Write each record again exactly as it stands.

****

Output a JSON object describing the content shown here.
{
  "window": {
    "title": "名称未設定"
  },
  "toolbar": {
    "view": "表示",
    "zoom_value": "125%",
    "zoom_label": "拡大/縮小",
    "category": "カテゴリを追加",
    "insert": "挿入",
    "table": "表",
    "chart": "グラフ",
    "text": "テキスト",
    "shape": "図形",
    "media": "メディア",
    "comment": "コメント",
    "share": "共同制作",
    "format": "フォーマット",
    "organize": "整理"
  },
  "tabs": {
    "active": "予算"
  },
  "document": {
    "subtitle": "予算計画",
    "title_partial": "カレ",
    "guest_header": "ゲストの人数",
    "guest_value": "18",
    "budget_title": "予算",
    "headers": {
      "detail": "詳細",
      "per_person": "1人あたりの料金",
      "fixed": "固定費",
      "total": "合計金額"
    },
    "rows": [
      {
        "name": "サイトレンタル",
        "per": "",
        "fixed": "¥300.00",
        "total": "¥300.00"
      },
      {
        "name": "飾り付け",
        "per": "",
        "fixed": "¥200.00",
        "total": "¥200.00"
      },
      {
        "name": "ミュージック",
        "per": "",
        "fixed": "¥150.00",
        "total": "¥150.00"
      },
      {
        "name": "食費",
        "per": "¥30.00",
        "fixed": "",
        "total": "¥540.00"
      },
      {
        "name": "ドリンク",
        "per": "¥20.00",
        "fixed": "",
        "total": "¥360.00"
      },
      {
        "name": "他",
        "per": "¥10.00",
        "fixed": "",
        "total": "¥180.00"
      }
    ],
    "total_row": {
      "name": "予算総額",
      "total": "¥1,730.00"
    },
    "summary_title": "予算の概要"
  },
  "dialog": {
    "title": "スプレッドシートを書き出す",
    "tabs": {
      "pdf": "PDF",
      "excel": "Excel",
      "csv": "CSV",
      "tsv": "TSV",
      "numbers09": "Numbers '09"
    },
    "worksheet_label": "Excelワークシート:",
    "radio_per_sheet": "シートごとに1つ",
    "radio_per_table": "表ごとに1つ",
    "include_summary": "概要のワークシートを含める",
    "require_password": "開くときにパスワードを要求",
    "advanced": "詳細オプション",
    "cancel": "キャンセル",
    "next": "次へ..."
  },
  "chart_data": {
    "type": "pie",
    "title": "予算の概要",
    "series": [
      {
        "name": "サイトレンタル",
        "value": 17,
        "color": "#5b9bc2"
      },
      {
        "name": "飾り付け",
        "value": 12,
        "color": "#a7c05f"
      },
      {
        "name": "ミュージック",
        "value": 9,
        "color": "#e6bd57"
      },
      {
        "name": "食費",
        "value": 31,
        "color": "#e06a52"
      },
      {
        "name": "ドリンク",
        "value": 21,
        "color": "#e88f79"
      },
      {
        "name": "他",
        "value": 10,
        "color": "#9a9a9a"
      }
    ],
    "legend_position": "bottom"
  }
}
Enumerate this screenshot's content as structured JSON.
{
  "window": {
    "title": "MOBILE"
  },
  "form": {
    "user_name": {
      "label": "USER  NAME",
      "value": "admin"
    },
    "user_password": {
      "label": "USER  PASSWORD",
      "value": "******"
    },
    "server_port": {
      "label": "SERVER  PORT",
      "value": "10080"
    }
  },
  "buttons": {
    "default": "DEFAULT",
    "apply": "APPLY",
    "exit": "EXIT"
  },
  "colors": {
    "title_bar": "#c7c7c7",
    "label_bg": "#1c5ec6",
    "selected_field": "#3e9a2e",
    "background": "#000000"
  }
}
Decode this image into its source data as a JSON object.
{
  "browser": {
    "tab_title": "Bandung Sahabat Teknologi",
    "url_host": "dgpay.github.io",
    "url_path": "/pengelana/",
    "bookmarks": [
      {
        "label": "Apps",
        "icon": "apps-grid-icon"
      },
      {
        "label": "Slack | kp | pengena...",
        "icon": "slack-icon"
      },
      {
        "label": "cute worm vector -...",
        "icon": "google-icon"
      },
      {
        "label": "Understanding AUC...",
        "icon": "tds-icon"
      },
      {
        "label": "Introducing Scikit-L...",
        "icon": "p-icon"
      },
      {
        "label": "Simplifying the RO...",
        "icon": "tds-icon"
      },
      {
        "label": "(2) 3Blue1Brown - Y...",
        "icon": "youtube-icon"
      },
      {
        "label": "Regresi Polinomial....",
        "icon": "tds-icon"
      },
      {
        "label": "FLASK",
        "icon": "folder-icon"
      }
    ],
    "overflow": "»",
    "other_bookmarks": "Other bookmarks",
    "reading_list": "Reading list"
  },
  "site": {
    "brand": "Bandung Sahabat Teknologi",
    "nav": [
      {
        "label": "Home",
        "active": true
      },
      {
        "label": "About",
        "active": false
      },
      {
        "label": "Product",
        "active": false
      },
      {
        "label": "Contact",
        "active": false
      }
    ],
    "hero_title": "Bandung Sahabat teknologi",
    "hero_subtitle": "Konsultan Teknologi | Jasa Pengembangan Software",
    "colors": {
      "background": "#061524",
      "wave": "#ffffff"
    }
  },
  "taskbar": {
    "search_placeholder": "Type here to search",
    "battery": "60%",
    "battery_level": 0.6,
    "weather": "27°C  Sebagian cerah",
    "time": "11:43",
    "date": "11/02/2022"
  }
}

****

[Solved problem]
Output a JSON object describing the content shown here.
{
  "window": {
    "title": "名称未設定"
  },
  "toolbar": {
    "view": "表示",
    "zoom_value": "125%",
    "zoom_label": "拡大/縮小",
    "category": "カテゴリを追加",
    "insert": "挿入",
    "table": "表",
    "chart": "グラフ",
    "text": "テキスト",
    "shape": "図形",
    "media": "メディア",
    "comment": "コメント",
    "share": "共同制作",
    "format": "フォーマット",
    "organize": "整理"
  },
  "tabs": {
    "active": "予算"
  },
  "document": {
    "subtitle": "予算計画",
    "title_partial": "カレ",
    "guest_header": "ゲストの人数",
    "guest_value": "18",
    "budget_title": "予算",
    "headers": {
      "detail": "詳細",
      "per_person": "1人あたりの料金",
      "fixed": "固定費",
      "total": "合計金額"
    },
    "rows": [
      {
        "name": "サイトレンタル",
        "per": "",
        "fixed": "¥300.00",
        "total": "¥300.00"
      },
      {
        "name": "飾り付け",
        "per": "",
        "fixed": "¥200.00",
        "total": "¥200.00"
      },
      {
        "name": "ミュージック",
        "per": "",
        "fixed": "¥150.00",
        "total": "¥150.00"
      },
      {
        "name": "食費",
        "per": "¥30.00",
        "fixed": "",
        "total": "¥540.00"
      },
      {
        "name": "ドリンク",
        "per": "¥20.00",
        "fixed": "",
        "total": "¥360.00"
      },
      {
        "name": "他",
        "per": "¥10.00",
        "fixed": "",
        "total": "¥180.00"
      }
    ],
    "total_row": {
      "name": "予算総額",
      "total": "¥1,730.00"
    },
    "summary_title": "予算の概要"
  },
  "dialog": {
    "title": "スプレッドシートを書き出す",
    "tabs": {
      "pdf": "PDF",
      "excel": "Excel",
      "csv": "CSV",
      "tsv": "TSV",
      "numbers09": "Numbers '09"
    },
    "worksheet_label": "Excelワークシート:",
    "radio_per_sheet": "シートごとに1つ",
    "radio_per_table": "表ごとに1つ",
    "include_summary": "概要のワークシートを含める",
    "require_password": "開くときにパスワードを要求",
    "advanced": "詳細オプション",
    "cancel": "キャンセル",
    "next": "次へ..."
  },
  "chart_data": {
    "type": "pie",
    "title": "予算の概要",
    "series": [
      {
        "name": "サイトレンタル",
        "value": 17,
        "color": "#5b9bc2"
      },
      {
        "name": "飾り付け",
        "value": 12,
        "color": "#a7c05f"
      },
      {
        "name": "ミュージック",
        "value": 9,
        "color": "#e6bd57"
      },
      {
        "name": "食費",
        "value": 31,
        "color": "#e06a52"
      },
      {
        "name": "ドリンク",
        "value": 21,
        "color": "#e88f79"
      },
      {
        "name": "他",
        "value": 10,
        "color": "#9a9a9a"
      }
    ],
    "legend_position": "bottom"
  }
}
Enumerate this screenshot's content as structured JSON.
{
  "window": {
    "title": "MOBILE"
  },
  "form": {
    "user_name": {
      "label": "USER  NAME",
      "value": "admin"
    },
    "user_password": {
      "label": "USER  PASSWORD",
      "value": "******"
    },
    "server_port": {
      "label": "SERVER  PORT",
      "value": "10080"
    }
  },
  "buttons": {
    "default": "DEFAULT",
    "apply": "APPLY",
    "exit": "EXIT"
  },
  "colors": {
    "title_bar": "#c7c7c7",
    "label_bg": "#1c5ec6",
    "selected_field": "#3e9a2e",
    "background": "#000000"
  }
}
Decode this image into its source data as a JSON object.
{
  "browser": {
    "tab_title": "Bandung Sahabat Teknologi",
    "url_host": "dgpay.github.io",
    "url_path": "/pengelana/",
    "bookmarks": [
      {
        "label": "Apps",
        "icon": "apps-grid-icon"
      },
      {
        "label": "Slack | kp | pengena...",
        "icon": "slack-icon"
      },
      {
        "label": "cute worm vector -...",
        "icon": "google-icon"
      },
      {
        "label": "Understanding AUC...",
        "icon": "tds-icon"
      },
      {
        "label": "Introducing Scikit-L...",
        "icon": "p-icon"
      },
      {
        "label": "Simplifying the RO...",
        "icon": "tds-icon"
      },
      {
        "label": "(2) 3Blue1Brown - Y...",
        "icon": "youtube-icon"
      },
      {
        "label": "Regresi Polinomial....",
        "icon": "tds-icon"
      },
      {
        "label": "FLASK",
        "icon": "folder-icon"
      }
    ],
    "overflow": "»",
    "other_bookmarks": "Other bookmarks",
    "reading_list": "Reading list"
  },
  "site": {
    "brand": "Bandung Sahabat Teknologi",
    "nav": [
      {
        "label": "Home",
        "active": true
      },
      {
        "label": "About",
        "active": false
      },
      {
        "label": "Product",
        "active": false
      },
      {
        "label": "Contact",
        "active": false
      }
    ],
    "hero_title": "Bandung Sahabat teknologi",
    "hero_subtitle": "Konsultan Teknologi | Jasa Pengembangan Software",
    "colors": {
      "background": "#061524",
      "wave": "#ffffff"
    }
  },
  "taskbar": {
    "search_placeholder": "Type here to search",
    "battery": "60%",
    "battery_level": 0.6,
    "weather": "27°C  Sebagian cerah",
    "time": "11:43",
    "date": "11/02/2022"
  }
}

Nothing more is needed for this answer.